Omit all pictures. Copy the rest of the material exactly.

— start —

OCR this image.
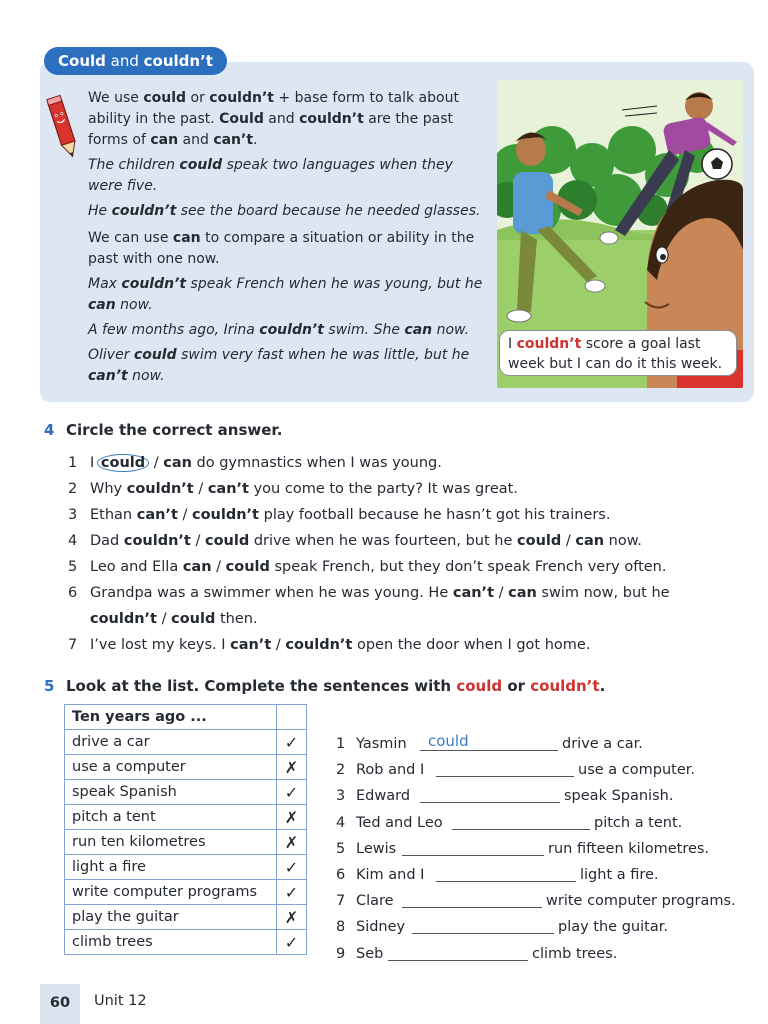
Could and couldn’t

We use could or couldn’t + base form to talk about ability in the past. Could and couldn’t are the past forms of can and can’t.

The children could speak two languages when they were five.

He couldn’t see the board because he needed glasses.

We can use can to compare a situation or ability in the past with one now.

Max couldn’t speak French when he was young, but he can now.

A few months ago, Irina couldn’t swim. She can now.

Oliver could swim very fast when he was little, but he can’t now.

I couldn’t score a goal last week but I can do it this week.
4 Circle the correct answer.
1 I could / can do gymnastics when I was young.
2 Why couldn’t / can’t you come to the party? It was great.
3 Ethan can’t / couldn’t play football because he hasn’t got his trainers.
4 Dad couldn’t / could drive when he was fourteen, but he could / can now.
5 Leo and Ella can / could speak French, but they don’t speak French very often.
6 Grandpa was a swimmer when he was young. He can’t / can swim now, but he couldn’t / could then.
7 I’ve lost my keys. I can’t / couldn’t open the door when I got home.
5 Look at the list. Complete the sentences with could or couldn’t.
Ten years ago ...	
drive a car	✓
use a computer	✗
speak Spanish	✓
pitch a tent	✗
run ten kilometres	✗
light a fire	✓
write computer programs	✓
play the guitar	✗
climb trees	✓
1 Yasmin could	drive a car.
2 Rob and I	use a computer.
3 Edward	speak Spanish.
4 Ted and Leo	pitch a tent.
5 Lewis	run fifteen kilometres.
6 Kim and I	light a fire.
7 Clare	write computer programs.
8 Sidney	play the guitar.
9 Seb	climb trees.
60	Unit 12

— end —

THE OUTPUT:
OCR this image.
Could and couldn’t

We use could or couldn’t + base form to talk about ability in the past. Could and couldn’t are the past forms of can and can’t.

The children could speak two languages when they were five.

He couldn’t see the board because he needed glasses.

We can use can to compare a situation or ability in the past with one now.

Max couldn’t speak French when he was young, but he can now.

A few months ago, Irina couldn’t swim. She can now.

Oliver could swim very fast when he was little, but he can’t now.

I couldn’t score a goal last week but I can do it this week.
4 Circle the correct answer.
1 I could / can do gymnastics when I was young.
2 Why couldn’t / can’t you come to the party? It was great.
3 Ethan can’t / couldn’t play football because he hasn’t got his trainers.
4 Dad couldn’t / could drive when he was fourteen, but he could / can now.
5 Leo and Ella can / could speak French, but they don’t speak French very often.
6 Grandpa was a swimmer when he was young. He can’t / can swim now, but he couldn’t / could then.
7 I’ve lost my keys. I can’t / couldn’t open the door when I got home.
5 Look at the list. Complete the sentences with could or couldn’t.
Ten years ago ...	
drive a car	✓
use a computer	✗
speak Spanish	✓
pitch a tent	✗
run ten kilometres	✗
light a fire	✓
write computer programs	✓
play the guitar	✗
climb trees	✓
1 Yasmin could	drive a car.
2 Rob and I	use a computer.
3 Edward	speak Spanish.
4 Ted and Leo	pitch a tent.
5 Lewis	run fifteen kilometres.
6 Kim and I	light a fire.
7 Clare	write computer programs.
8 Sidney	play the guitar.
9 Seb	climb trees.
60	Unit 12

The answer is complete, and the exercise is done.